» **Records shown**:

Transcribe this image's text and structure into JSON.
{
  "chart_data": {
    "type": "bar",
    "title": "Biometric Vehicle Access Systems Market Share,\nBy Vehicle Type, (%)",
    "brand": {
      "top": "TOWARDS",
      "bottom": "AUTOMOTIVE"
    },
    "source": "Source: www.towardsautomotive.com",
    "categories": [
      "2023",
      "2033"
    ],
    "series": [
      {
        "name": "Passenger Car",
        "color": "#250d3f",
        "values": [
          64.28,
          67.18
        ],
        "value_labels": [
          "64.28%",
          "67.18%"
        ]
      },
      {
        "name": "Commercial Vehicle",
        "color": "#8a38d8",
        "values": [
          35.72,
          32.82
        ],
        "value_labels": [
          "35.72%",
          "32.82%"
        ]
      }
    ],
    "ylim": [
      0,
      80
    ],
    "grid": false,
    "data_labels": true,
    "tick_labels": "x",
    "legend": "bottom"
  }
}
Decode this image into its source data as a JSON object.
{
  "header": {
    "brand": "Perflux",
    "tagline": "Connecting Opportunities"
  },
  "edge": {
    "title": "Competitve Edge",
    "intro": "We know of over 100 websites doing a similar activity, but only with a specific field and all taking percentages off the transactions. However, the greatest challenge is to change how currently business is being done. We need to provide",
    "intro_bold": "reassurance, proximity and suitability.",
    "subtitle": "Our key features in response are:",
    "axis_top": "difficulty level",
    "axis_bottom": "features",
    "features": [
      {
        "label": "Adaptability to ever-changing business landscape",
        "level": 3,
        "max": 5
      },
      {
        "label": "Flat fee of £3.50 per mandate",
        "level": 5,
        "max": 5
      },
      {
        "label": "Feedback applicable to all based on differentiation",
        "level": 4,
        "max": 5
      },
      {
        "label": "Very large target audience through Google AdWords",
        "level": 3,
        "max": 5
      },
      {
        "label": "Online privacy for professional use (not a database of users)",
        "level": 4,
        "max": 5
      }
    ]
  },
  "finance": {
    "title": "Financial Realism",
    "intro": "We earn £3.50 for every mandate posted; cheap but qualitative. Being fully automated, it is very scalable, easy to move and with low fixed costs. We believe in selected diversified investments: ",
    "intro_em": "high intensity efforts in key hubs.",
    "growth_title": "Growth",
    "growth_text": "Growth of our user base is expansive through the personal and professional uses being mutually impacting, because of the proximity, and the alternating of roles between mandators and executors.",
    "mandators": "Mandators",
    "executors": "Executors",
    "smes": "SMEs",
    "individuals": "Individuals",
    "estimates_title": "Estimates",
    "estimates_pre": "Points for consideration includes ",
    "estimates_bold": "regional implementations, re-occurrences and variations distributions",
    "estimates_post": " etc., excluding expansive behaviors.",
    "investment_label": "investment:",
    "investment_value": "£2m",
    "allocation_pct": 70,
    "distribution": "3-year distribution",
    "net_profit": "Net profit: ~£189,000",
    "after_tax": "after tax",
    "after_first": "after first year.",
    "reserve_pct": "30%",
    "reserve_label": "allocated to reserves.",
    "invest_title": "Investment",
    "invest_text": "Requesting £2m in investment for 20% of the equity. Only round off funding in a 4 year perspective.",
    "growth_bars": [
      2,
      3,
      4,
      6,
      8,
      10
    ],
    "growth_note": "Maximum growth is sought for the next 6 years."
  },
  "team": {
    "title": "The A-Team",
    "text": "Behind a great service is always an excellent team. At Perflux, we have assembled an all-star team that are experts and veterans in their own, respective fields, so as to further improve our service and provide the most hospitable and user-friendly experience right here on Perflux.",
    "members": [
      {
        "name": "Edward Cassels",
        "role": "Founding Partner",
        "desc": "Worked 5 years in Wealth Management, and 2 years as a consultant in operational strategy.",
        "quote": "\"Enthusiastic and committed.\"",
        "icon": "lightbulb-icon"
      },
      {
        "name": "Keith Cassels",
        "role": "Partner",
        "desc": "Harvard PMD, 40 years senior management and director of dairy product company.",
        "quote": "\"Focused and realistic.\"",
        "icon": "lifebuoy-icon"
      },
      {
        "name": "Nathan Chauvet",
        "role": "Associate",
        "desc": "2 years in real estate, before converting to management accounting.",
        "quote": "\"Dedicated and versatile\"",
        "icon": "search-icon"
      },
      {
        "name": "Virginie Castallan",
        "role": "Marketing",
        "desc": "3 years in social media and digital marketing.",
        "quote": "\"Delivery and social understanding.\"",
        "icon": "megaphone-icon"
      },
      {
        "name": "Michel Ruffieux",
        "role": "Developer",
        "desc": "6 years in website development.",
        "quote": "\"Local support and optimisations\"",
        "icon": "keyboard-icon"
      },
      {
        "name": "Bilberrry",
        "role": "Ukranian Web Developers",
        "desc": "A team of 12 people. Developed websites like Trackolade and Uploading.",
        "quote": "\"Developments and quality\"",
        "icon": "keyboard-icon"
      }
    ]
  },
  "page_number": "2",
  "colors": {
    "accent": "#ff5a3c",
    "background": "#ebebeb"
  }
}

» **Work to complete**: Transcribe the entire listing above precisely.

» **Full answer**:
Transcribe this image's text and structure into JSON.
{
  "chart_data": {
    "type": "bar",
    "title": "Biometric Vehicle Access Systems Market Share,\nBy Vehicle Type, (%)",
    "brand": {
      "top": "TOWARDS",
      "bottom": "AUTOMOTIVE"
    },
    "source": "Source: www.towardsautomotive.com",
    "categories": [
      "2023",
      "2033"
    ],
    "series": [
      {
        "name": "Passenger Car",
        "color": "#250d3f",
        "values": [
          64.28,
          67.18
        ],
        "value_labels": [
          "64.28%",
          "67.18%"
        ]
      },
      {
        "name": "Commercial Vehicle",
        "color": "#8a38d8",
        "values": [
          35.72,
          32.82
        ],
        "value_labels": [
          "35.72%",
          "32.82%"
        ]
      }
    ],
    "ylim": [
      0,
      80
    ],
    "grid": false,
    "data_labels": true,
    "tick_labels": "x",
    "legend": "bottom"
  }
}
Decode this image into its source data as a JSON object.
{
  "header": {
    "brand": "Perflux",
    "tagline": "Connecting Opportunities"
  },
  "edge": {
    "title": "Competitve Edge",
    "intro": "We know of over 100 websites doing a similar activity, but only with a specific field and all taking percentages off the transactions. However, the greatest challenge is to change how currently business is being done. We need to provide",
    "intro_bold": "reassurance, proximity and suitability.",
    "subtitle": "Our key features in response are:",
    "axis_top": "difficulty level",
    "axis_bottom": "features",
    "features": [
      {
        "label": "Adaptability to ever-changing business landscape",
        "level": 3,
        "max": 5
      },
      {
        "label": "Flat fee of £3.50 per mandate",
        "level": 5,
        "max": 5
      },
      {
        "label": "Feedback applicable to all based on differentiation",
        "level": 4,
        "max": 5
      },
      {
        "label": "Very large target audience through Google AdWords",
        "level": 3,
        "max": 5
      },
      {
        "label": "Online privacy for professional use (not a database of users)",
        "level": 4,
        "max": 5
      }
    ]
  },
  "finance": {
    "title": "Financial Realism",
    "intro": "We earn £3.50 for every mandate posted; cheap but qualitative. Being fully automated, it is very scalable, easy to move and with low fixed costs. We believe in selected diversified investments: ",
    "intro_em": "high intensity efforts in key hubs.",
    "growth_title": "Growth",
    "growth_text": "Growth of our user base is expansive through the personal and professional uses being mutually impacting, because of the proximity, and the alternating of roles between mandators and executors.",
    "mandators": "Mandators",
    "executors": "Executors",
    "smes": "SMEs",
    "individuals": "Individuals",
    "estimates_title": "Estimates",
    "estimates_pre": "Points for consideration includes ",
    "estimates_bold": "regional implementations, re-occurrences and variations distributions",
    "estimates_post": " etc., excluding expansive behaviors.",
    "investment_label": "investment:",
    "investment_value": "£2m",
    "allocation_pct": 70,
    "distribution": "3-year distribution",
    "net_profit": "Net profit: ~£189,000",
    "after_tax": "after tax",
    "after_first": "after first year.",
    "reserve_pct": "30%",
    "reserve_label": "allocated to reserves.",
    "invest_title": "Investment",
    "invest_text": "Requesting £2m in investment for 20% of the equity. Only round off funding in a 4 year perspective.",
    "growth_bars": [
      2,
      3,
      4,
      6,
      8,
      10
    ],
    "growth_note": "Maximum growth is sought for the next 6 years."
  },
  "team": {
    "title": "The A-Team",
    "text": "Behind a great service is always an excellent team. At Perflux, we have assembled an all-star team that are experts and veterans in their own, respective fields, so as to further improve our service and provide the most hospitable and user-friendly experience right here on Perflux.",
    "members": [
      {
        "name": "Edward Cassels",
        "role": "Founding Partner",
        "desc": "Worked 5 years in Wealth Management, and 2 years as a consultant in operational strategy.",
        "quote": "\"Enthusiastic and committed.\"",
        "icon": "lightbulb-icon"
      },
      {
        "name": "Keith Cassels",
        "role": "Partner",
        "desc": "Harvard PMD, 40 years senior management and director of dairy product company.",
        "quote": "\"Focused and realistic.\"",
        "icon": "lifebuoy-icon"
      },
      {
        "name": "Nathan Chauvet",
        "role": "Associate",
        "desc": "2 years in real estate, before converting to management accounting.",
        "quote": "\"Dedicated and versatile\"",
        "icon": "search-icon"
      },
      {
        "name": "Virginie Castallan",
        "role": "Marketing",
        "desc": "3 years in social media and digital marketing.",
        "quote": "\"Delivery and social understanding.\"",
        "icon": "megaphone-icon"
      },
      {
        "name": "Michel Ruffieux",
        "role": "Developer",
        "desc": "6 years in website development.",
        "quote": "\"Local support and optimisations\"",
        "icon": "keyboard-icon"
      },
      {
        "name": "Bilberrry",
        "role": "Ukranian Web Developers",
        "desc": "A team of 12 people. Developed websites like Trackolade and Uploading.",
        "quote": "\"Developments and quality\"",
        "icon": "keyboard-icon"
      }
    ]
  },
  "page_number": "2",
  "colors": {
    "accent": "#ff5a3c",
    "background": "#ebebeb"
  }
}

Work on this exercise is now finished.